Reproduce every row unchanged, from the first row down to the one containing "tab-label: クラスタ設定 — [228, 36, 300, 50]", with both of those rows included.
-- SUPPLIED DATA start --
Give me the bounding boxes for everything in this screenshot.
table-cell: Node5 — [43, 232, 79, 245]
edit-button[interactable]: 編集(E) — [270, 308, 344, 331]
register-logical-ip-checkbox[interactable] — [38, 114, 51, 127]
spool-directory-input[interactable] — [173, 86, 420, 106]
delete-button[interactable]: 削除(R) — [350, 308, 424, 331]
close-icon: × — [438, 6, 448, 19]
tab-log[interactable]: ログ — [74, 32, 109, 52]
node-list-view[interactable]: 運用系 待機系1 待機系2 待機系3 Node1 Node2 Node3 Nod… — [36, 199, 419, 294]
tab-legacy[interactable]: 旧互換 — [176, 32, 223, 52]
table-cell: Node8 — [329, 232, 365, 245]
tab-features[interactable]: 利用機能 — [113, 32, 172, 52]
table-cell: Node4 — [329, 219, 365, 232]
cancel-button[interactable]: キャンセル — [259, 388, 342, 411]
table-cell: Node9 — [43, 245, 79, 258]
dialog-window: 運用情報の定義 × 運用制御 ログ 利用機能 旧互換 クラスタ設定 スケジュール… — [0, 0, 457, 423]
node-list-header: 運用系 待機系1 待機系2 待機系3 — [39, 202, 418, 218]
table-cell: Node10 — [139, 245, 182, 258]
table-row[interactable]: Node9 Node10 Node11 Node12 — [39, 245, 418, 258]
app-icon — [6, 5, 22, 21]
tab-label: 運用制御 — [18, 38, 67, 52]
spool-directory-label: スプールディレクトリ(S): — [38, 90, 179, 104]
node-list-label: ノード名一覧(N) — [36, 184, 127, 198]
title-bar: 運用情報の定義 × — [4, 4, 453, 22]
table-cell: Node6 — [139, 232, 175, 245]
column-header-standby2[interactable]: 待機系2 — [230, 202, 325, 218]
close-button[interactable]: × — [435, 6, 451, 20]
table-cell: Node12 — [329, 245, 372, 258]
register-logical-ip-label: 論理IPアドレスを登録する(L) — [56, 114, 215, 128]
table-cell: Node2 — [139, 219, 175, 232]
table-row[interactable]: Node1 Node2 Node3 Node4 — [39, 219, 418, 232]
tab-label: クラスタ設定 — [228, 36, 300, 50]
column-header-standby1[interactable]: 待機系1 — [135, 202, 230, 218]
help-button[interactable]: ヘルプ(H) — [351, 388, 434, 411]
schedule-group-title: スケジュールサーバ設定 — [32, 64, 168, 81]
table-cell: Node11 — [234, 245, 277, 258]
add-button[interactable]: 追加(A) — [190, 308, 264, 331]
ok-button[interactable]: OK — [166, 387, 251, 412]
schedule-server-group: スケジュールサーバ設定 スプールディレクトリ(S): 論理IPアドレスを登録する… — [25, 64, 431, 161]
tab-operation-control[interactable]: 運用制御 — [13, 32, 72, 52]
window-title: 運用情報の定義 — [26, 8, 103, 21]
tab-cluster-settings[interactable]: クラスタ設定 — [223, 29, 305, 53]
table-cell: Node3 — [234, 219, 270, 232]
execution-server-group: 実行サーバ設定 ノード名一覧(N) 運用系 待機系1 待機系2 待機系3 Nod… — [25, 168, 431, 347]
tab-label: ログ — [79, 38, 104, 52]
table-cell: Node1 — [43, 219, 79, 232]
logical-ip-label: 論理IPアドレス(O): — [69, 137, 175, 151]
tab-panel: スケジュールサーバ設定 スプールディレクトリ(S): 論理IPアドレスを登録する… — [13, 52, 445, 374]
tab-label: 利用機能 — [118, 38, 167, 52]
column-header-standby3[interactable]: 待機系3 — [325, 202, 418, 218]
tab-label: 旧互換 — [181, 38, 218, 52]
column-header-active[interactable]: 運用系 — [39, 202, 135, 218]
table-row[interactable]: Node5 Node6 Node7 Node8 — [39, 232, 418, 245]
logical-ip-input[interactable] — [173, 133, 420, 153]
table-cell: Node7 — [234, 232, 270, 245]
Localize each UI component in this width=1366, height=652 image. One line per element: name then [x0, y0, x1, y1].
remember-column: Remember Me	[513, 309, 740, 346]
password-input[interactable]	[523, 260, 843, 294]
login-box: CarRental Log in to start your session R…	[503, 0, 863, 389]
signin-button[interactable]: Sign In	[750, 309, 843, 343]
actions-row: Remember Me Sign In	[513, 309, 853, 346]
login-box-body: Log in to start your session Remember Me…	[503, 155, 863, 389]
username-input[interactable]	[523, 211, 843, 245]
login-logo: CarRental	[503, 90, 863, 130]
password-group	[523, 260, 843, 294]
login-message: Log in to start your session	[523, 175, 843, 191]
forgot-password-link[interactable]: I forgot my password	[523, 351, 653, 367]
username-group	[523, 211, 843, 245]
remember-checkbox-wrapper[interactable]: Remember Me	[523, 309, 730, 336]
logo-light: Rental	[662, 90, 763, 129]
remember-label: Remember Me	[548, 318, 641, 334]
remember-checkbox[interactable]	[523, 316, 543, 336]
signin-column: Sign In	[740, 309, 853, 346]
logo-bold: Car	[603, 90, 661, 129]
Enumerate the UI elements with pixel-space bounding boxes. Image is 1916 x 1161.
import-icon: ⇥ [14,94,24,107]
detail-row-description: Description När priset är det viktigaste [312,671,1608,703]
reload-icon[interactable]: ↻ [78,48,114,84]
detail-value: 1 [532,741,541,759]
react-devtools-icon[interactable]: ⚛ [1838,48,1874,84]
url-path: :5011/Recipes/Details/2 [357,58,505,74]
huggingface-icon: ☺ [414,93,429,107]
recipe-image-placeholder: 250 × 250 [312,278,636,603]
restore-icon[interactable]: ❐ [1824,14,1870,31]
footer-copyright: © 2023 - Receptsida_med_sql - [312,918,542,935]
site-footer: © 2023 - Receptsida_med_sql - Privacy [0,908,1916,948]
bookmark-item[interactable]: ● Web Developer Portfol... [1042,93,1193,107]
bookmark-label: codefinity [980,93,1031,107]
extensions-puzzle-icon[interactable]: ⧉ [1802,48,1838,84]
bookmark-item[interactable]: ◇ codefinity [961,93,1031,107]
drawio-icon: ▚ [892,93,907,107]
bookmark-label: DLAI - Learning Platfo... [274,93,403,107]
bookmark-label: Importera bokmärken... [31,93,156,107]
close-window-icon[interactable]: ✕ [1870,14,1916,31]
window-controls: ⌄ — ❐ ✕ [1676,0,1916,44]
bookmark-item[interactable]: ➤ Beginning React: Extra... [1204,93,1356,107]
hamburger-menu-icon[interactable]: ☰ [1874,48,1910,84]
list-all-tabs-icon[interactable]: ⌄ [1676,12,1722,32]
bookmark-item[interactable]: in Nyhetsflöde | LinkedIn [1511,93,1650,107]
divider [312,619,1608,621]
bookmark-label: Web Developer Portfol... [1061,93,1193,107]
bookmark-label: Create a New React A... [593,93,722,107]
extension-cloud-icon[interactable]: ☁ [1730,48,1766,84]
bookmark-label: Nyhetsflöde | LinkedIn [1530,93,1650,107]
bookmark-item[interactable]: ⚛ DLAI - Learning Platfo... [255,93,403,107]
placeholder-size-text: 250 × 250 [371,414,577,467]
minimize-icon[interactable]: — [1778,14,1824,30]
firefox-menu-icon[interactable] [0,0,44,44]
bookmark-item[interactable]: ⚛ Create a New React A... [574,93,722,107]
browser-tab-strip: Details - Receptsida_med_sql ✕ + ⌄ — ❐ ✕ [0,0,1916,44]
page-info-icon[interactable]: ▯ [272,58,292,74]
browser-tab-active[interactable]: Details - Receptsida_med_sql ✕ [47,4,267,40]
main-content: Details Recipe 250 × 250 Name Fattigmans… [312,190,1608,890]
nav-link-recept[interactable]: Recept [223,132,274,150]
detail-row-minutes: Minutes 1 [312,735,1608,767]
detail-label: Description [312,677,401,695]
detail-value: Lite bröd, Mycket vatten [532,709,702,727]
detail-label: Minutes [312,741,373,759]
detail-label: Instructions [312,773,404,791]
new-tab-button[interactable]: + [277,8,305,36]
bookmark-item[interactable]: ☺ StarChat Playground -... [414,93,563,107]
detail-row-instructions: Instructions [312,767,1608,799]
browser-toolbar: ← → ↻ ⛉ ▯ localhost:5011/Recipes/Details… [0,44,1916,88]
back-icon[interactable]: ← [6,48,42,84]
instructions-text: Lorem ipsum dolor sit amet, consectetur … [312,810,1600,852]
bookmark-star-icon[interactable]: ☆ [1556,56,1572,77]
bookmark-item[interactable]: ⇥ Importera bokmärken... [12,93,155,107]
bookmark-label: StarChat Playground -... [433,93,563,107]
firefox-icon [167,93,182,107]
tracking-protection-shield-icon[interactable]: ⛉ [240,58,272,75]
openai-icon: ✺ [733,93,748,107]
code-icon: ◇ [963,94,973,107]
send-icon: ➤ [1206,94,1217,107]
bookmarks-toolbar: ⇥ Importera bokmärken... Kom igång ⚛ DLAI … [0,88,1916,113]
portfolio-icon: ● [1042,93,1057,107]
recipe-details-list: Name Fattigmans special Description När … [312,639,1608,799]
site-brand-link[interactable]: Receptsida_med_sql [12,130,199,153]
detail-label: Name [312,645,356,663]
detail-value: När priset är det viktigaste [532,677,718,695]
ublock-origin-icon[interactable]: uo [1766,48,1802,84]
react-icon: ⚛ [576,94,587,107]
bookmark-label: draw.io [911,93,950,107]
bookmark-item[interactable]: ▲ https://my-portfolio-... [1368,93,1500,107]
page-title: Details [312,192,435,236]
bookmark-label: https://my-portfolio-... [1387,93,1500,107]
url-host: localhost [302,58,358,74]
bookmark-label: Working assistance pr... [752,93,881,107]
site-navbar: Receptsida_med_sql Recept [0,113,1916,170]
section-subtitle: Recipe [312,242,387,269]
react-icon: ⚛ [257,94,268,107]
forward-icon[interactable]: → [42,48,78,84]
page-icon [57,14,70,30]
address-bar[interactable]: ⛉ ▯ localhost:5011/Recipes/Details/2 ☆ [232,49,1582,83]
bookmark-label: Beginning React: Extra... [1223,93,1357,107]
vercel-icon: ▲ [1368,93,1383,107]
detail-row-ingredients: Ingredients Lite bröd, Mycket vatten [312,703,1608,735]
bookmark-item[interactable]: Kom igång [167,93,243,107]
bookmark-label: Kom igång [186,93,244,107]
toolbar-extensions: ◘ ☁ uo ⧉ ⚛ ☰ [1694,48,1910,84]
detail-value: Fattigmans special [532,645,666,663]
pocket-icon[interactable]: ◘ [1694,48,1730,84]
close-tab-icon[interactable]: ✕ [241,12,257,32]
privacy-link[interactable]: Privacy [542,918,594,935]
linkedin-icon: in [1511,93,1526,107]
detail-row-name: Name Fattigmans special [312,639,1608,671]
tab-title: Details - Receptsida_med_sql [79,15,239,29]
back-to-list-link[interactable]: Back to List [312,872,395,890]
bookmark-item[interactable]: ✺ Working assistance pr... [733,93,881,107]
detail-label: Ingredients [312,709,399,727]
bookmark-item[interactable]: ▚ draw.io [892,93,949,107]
-- SUPPLIED DATA end --
ANSWER
Give me the bounding boxes for everything in this screenshot.
table-cell: Node5 — [43, 232, 79, 245]
edit-button[interactable]: 編集(E) — [270, 308, 344, 331]
register-logical-ip-checkbox[interactable] — [38, 114, 51, 127]
spool-directory-input[interactable] — [173, 86, 420, 106]
delete-button[interactable]: 削除(R) — [350, 308, 424, 331]
close-icon: × — [438, 6, 448, 19]
tab-log[interactable]: ログ — [74, 32, 109, 52]
node-list-view[interactable]: 運用系 待機系1 待機系2 待機系3 Node1 Node2 Node3 Nod… — [36, 199, 419, 294]
tab-legacy[interactable]: 旧互換 — [176, 32, 223, 52]
table-cell: Node8 — [329, 232, 365, 245]
tab-features[interactable]: 利用機能 — [113, 32, 172, 52]
table-cell: Node4 — [329, 219, 365, 232]
cancel-button[interactable]: キャンセル — [259, 388, 342, 411]
table-cell: Node9 — [43, 245, 79, 258]
dialog-window: 運用情報の定義 × 運用制御 ログ 利用機能 旧互換 クラスタ設定 スケジュール… — [0, 0, 457, 423]
node-list-header: 運用系 待機系1 待機系2 待機系3 — [39, 202, 418, 218]
table-cell: Node10 — [139, 245, 182, 258]
table-row[interactable]: Node9 Node10 Node11 Node12 — [39, 245, 418, 258]
app-icon — [6, 5, 22, 21]
tab-label: 運用制御 — [18, 38, 67, 52]
spool-directory-label: スプールディレクトリ(S): — [38, 90, 179, 104]
node-list-label: ノード名一覧(N) — [36, 184, 127, 198]
title-bar: 運用情報の定義 × — [4, 4, 453, 22]
table-cell: Node6 — [139, 232, 175, 245]
column-header-standby2[interactable]: 待機系2 — [230, 202, 325, 218]
close-button[interactable]: × — [435, 6, 451, 20]
table-cell: Node12 — [329, 245, 372, 258]
register-logical-ip-label: 論理IPアドレスを登録する(L) — [56, 114, 215, 128]
table-cell: Node2 — [139, 219, 175, 232]
table-row[interactable]: Node1 Node2 Node3 Node4 — [39, 219, 418, 232]
tab-label: クラスタ設定 — [228, 36, 300, 50]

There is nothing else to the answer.